* WHAT TO WORK ON
Of the lines in the listing below, how many hold "screenshot"? Answer with the number only.
★ ★ ★ ★ ★
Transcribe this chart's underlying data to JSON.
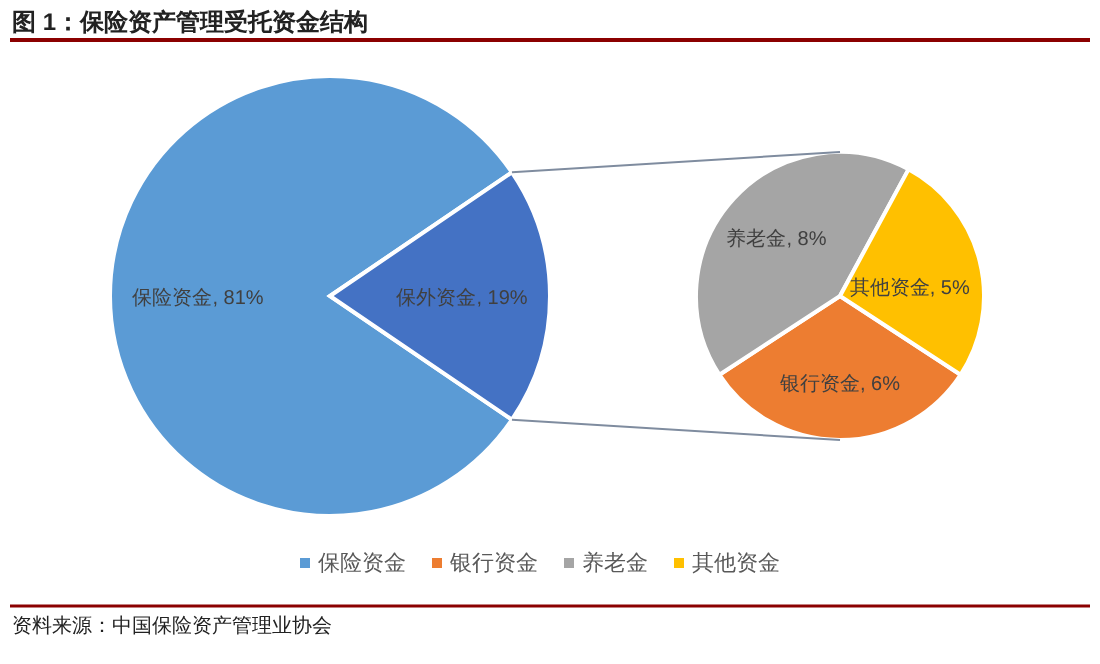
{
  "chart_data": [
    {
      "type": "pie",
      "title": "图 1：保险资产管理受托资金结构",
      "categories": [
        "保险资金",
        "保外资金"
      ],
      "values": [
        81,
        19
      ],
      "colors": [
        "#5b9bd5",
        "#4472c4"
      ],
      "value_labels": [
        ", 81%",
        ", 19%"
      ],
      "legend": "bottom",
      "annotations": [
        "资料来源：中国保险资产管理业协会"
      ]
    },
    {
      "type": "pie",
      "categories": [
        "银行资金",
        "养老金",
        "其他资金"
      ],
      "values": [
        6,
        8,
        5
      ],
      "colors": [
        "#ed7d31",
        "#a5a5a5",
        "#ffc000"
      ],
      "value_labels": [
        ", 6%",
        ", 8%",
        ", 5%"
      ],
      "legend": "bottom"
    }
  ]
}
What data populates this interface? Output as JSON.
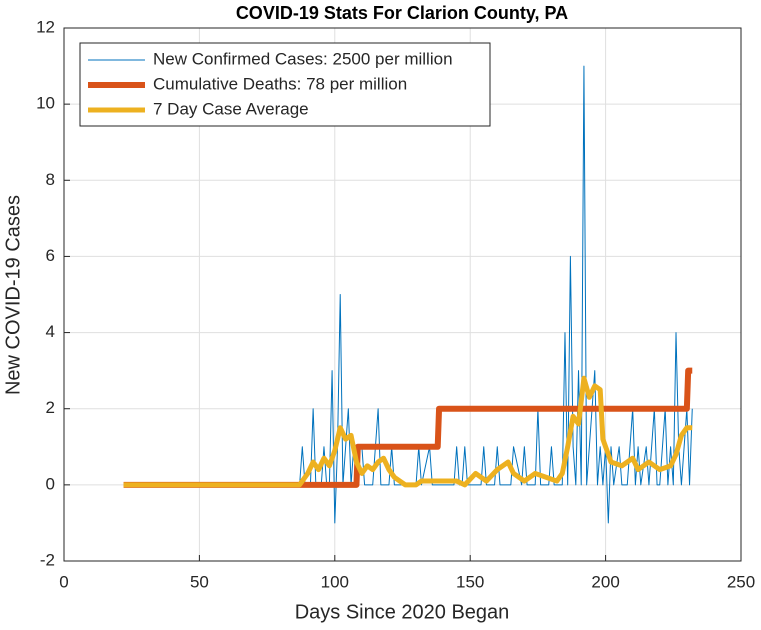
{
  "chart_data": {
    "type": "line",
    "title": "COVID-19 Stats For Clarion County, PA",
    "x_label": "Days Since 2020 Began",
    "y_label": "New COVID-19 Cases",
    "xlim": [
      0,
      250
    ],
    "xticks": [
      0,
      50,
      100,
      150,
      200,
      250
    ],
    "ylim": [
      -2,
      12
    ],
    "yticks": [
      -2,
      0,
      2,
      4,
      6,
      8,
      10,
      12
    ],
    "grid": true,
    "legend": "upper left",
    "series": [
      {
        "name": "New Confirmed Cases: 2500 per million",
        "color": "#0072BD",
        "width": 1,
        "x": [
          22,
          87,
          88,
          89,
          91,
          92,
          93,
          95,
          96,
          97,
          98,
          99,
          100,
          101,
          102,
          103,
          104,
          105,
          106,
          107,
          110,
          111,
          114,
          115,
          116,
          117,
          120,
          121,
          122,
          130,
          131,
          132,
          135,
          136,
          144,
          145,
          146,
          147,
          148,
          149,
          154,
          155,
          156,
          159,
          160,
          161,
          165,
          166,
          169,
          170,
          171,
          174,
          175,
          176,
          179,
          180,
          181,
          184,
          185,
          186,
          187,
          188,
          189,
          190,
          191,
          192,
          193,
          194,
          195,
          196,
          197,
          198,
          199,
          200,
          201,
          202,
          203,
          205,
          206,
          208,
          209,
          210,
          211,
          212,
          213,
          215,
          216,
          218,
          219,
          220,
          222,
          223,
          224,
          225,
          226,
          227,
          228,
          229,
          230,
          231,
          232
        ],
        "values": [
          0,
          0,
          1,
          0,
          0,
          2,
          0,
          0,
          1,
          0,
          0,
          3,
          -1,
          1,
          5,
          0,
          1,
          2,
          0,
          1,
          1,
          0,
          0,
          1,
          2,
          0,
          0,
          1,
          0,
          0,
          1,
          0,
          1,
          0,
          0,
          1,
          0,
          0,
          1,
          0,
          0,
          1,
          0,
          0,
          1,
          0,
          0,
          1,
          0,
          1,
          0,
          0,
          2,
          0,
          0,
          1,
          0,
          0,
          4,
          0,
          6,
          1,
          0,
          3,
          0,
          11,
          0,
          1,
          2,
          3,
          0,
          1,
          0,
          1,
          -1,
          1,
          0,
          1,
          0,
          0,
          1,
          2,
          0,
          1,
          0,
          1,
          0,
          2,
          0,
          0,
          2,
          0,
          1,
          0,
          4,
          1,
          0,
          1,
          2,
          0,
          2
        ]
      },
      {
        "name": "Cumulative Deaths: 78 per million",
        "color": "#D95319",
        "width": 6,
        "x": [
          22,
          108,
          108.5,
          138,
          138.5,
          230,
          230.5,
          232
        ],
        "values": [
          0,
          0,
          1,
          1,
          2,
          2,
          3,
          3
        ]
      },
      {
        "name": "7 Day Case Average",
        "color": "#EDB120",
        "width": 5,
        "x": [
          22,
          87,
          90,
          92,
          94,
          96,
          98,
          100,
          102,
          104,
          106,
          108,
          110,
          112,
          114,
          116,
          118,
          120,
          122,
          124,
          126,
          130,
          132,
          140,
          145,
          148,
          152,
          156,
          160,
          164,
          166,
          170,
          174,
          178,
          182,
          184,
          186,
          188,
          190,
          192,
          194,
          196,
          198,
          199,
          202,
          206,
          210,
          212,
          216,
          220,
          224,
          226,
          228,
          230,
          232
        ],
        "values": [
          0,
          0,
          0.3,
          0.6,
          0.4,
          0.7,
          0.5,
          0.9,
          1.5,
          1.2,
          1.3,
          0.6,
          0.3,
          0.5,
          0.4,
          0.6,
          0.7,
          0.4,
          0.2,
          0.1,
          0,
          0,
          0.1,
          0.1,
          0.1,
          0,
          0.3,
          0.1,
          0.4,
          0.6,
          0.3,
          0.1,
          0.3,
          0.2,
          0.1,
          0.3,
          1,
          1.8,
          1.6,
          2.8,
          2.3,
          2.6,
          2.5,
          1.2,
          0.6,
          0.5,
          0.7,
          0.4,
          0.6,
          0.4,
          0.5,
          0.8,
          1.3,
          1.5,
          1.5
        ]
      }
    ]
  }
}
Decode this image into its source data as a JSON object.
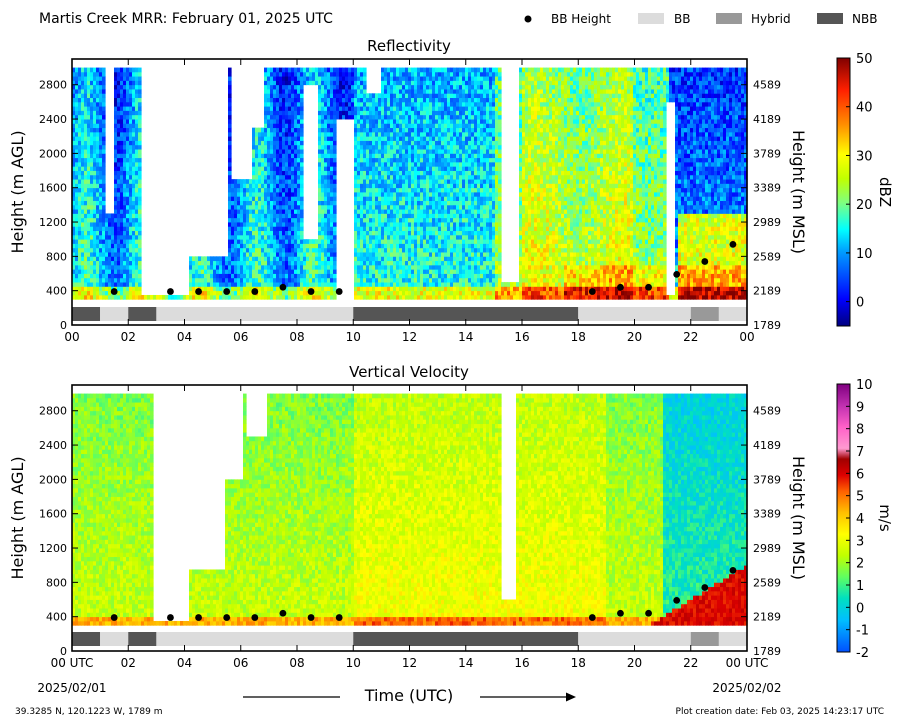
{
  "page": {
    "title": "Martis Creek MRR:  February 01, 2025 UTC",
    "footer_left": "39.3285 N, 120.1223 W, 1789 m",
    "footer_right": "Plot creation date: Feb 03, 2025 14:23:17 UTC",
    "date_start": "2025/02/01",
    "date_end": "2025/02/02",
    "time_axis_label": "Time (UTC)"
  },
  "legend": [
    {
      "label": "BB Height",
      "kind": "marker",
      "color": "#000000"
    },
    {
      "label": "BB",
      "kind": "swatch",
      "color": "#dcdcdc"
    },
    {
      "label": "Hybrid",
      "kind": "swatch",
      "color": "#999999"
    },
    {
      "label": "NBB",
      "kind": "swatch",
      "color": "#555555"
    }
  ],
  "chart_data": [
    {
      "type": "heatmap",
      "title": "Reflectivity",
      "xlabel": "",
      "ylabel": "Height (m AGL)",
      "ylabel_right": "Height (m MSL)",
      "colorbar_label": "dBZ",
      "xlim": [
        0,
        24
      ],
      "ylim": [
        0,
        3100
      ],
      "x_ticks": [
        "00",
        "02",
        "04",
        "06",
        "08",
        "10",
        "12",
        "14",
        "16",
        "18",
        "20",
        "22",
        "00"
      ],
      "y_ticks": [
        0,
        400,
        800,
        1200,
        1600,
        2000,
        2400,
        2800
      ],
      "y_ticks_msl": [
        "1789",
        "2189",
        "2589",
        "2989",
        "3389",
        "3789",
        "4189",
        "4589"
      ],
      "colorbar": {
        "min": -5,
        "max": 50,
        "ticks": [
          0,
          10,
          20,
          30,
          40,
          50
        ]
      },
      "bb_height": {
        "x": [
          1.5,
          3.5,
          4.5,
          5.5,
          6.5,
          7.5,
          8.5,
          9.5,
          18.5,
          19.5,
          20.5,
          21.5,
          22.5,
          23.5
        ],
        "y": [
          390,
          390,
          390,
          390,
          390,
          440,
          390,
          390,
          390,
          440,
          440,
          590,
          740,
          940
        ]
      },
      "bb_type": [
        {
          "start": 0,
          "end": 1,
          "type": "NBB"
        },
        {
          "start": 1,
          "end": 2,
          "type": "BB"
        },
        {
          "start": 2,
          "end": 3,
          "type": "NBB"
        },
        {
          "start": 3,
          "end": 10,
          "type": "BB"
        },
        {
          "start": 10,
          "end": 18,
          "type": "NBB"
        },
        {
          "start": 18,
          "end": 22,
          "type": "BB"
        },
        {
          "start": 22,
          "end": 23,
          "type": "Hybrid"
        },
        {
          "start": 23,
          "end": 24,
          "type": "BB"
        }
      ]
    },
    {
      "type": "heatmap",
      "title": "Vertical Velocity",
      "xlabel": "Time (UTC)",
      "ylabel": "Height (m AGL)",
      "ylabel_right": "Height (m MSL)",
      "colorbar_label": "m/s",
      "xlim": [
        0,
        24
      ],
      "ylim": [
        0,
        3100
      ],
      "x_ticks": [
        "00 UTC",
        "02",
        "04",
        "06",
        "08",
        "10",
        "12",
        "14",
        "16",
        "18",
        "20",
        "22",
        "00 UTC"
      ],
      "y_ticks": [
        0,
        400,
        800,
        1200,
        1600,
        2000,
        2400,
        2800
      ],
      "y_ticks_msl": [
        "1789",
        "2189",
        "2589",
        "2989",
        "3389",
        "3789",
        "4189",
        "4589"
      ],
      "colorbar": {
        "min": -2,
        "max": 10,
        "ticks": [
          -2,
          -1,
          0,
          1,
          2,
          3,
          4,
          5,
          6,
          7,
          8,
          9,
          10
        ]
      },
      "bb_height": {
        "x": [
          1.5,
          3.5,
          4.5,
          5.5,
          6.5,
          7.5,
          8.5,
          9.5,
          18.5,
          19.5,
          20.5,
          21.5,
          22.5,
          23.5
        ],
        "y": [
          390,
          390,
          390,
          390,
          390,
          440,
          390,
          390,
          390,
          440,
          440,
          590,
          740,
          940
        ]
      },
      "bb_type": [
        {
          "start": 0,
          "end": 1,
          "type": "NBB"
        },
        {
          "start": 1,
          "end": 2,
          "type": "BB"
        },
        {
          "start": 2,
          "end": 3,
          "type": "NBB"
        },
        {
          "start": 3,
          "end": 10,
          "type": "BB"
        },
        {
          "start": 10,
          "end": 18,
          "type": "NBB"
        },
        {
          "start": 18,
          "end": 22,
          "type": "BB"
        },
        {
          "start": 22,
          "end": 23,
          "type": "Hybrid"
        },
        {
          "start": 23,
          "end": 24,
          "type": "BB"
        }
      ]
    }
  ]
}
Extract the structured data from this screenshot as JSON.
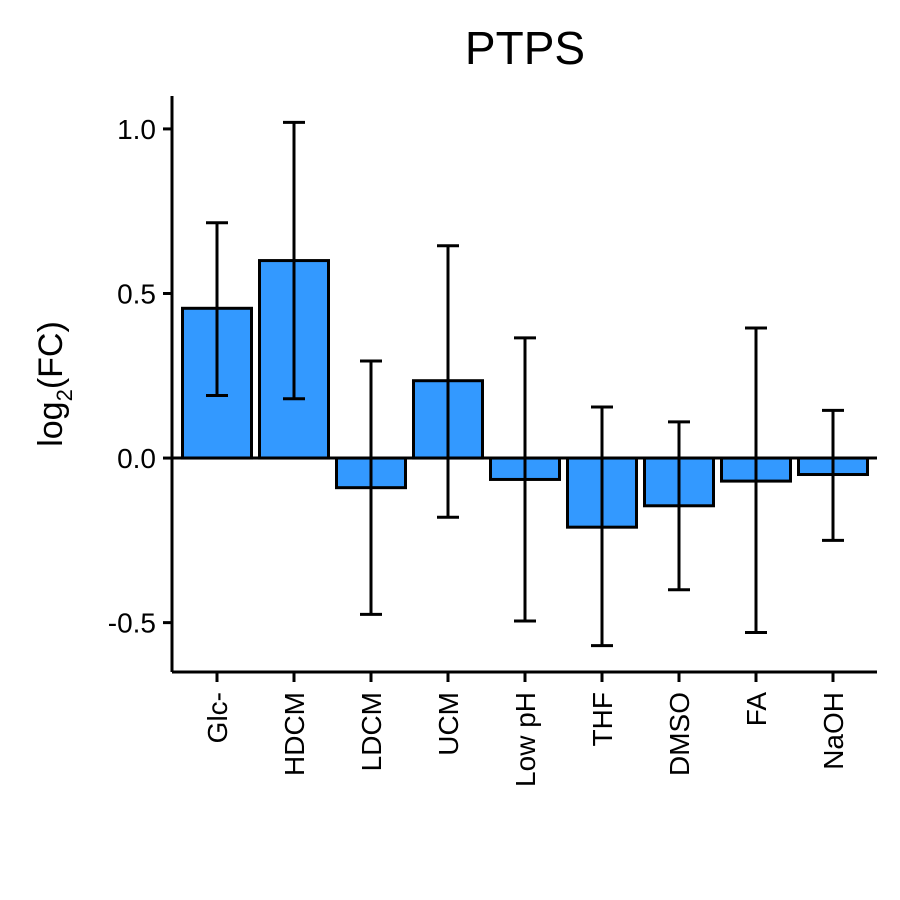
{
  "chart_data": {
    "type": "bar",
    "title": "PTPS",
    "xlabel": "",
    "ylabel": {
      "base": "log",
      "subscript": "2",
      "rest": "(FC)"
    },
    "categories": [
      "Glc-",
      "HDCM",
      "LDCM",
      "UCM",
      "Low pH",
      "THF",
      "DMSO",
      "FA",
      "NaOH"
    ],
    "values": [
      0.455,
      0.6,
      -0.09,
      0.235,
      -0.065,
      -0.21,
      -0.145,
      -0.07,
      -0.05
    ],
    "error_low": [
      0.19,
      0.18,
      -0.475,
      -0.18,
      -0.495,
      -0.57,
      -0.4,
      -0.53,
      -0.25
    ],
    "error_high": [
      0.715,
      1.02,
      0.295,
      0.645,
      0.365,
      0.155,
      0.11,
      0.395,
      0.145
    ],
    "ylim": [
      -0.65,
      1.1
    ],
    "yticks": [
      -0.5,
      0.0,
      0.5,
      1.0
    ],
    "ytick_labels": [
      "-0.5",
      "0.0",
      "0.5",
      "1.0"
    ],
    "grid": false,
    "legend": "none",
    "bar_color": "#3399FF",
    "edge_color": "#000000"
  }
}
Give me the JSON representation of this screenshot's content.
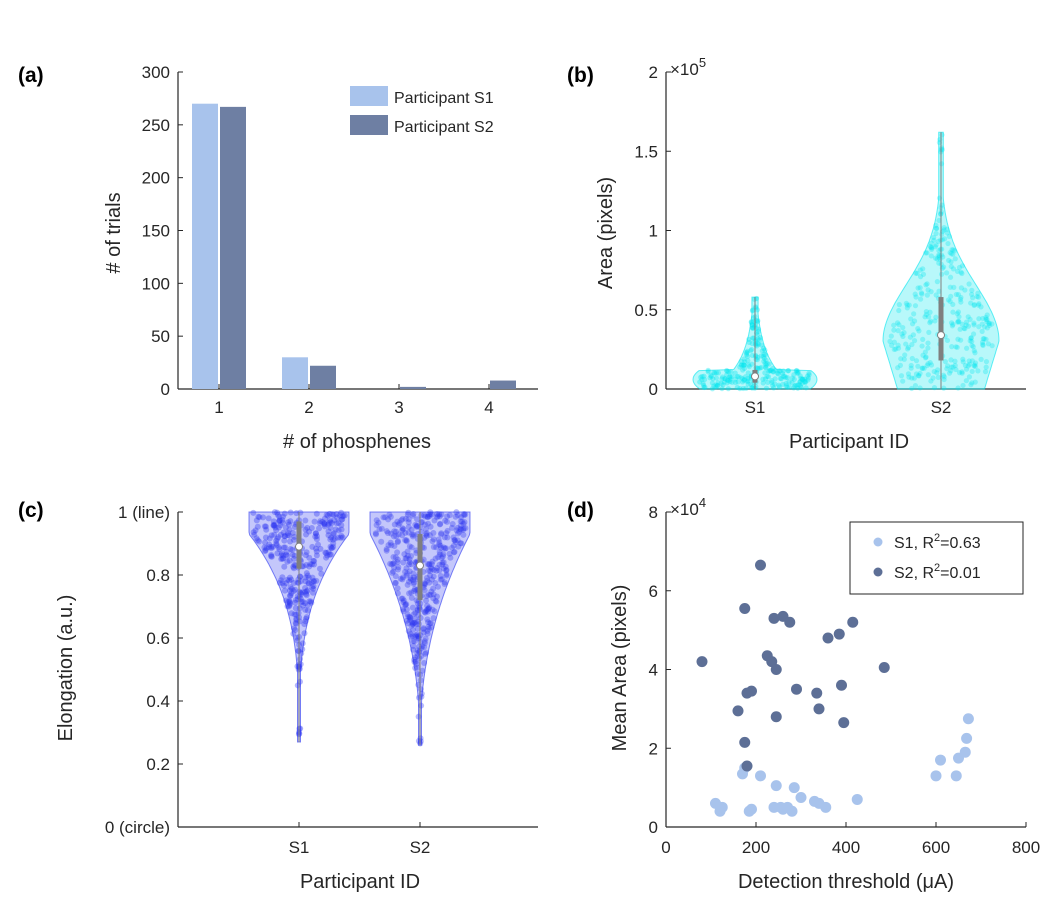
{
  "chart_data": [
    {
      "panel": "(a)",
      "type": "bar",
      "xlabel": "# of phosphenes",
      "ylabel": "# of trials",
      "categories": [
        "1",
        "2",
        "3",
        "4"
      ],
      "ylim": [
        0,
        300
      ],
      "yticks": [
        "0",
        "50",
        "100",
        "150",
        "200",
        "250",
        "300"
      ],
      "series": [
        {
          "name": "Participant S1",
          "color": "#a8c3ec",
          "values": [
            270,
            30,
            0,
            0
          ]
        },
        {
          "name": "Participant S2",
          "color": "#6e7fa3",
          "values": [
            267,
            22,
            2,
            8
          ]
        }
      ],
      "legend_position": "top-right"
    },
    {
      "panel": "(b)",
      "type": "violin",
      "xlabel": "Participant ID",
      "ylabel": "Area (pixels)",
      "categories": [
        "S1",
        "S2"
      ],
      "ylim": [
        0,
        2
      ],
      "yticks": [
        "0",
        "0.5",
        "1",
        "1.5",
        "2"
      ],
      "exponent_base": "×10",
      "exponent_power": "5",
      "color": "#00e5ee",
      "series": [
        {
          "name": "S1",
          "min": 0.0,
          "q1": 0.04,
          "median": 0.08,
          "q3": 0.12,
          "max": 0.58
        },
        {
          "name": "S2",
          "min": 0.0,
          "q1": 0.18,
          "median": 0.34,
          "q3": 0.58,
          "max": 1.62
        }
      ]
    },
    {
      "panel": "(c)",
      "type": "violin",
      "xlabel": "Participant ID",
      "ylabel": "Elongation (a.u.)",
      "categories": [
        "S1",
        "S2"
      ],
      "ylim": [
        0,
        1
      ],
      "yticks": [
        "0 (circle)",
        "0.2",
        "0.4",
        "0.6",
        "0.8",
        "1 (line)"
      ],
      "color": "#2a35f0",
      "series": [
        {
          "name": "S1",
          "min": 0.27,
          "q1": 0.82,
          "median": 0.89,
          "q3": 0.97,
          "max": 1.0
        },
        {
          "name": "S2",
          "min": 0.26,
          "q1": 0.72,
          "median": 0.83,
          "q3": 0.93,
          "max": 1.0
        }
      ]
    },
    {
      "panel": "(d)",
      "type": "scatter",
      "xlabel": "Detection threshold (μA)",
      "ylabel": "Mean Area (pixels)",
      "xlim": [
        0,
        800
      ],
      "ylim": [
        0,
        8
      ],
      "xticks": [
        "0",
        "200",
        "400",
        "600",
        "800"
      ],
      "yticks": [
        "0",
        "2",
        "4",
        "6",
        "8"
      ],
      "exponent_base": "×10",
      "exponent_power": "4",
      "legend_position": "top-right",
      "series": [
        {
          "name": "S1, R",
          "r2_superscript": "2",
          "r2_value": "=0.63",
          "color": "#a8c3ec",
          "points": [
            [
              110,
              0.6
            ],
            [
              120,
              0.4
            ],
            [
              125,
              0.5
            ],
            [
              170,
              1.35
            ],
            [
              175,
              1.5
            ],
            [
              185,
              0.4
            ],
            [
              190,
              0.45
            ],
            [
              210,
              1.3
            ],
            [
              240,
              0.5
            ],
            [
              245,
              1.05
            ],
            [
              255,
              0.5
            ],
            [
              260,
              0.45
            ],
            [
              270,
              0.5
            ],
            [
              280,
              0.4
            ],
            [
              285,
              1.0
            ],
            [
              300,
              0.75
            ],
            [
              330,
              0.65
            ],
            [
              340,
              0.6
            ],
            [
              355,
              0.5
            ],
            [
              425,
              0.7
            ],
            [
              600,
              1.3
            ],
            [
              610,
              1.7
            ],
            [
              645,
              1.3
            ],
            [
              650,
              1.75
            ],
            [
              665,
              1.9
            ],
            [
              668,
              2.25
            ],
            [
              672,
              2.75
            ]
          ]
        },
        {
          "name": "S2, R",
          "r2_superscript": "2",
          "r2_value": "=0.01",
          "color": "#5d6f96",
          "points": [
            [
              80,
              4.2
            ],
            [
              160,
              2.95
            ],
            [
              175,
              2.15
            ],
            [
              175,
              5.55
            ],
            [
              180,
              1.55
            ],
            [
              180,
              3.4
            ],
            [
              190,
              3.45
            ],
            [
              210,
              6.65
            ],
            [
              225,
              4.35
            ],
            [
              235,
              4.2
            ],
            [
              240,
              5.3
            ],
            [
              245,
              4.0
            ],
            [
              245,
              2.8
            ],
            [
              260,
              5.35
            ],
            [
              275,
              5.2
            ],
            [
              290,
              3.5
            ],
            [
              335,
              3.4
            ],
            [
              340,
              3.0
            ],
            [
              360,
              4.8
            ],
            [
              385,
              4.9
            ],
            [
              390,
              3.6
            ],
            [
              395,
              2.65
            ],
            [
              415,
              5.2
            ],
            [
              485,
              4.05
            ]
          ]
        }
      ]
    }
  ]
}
★ ★ ★ ★ ★
* FULL RESPONSE
2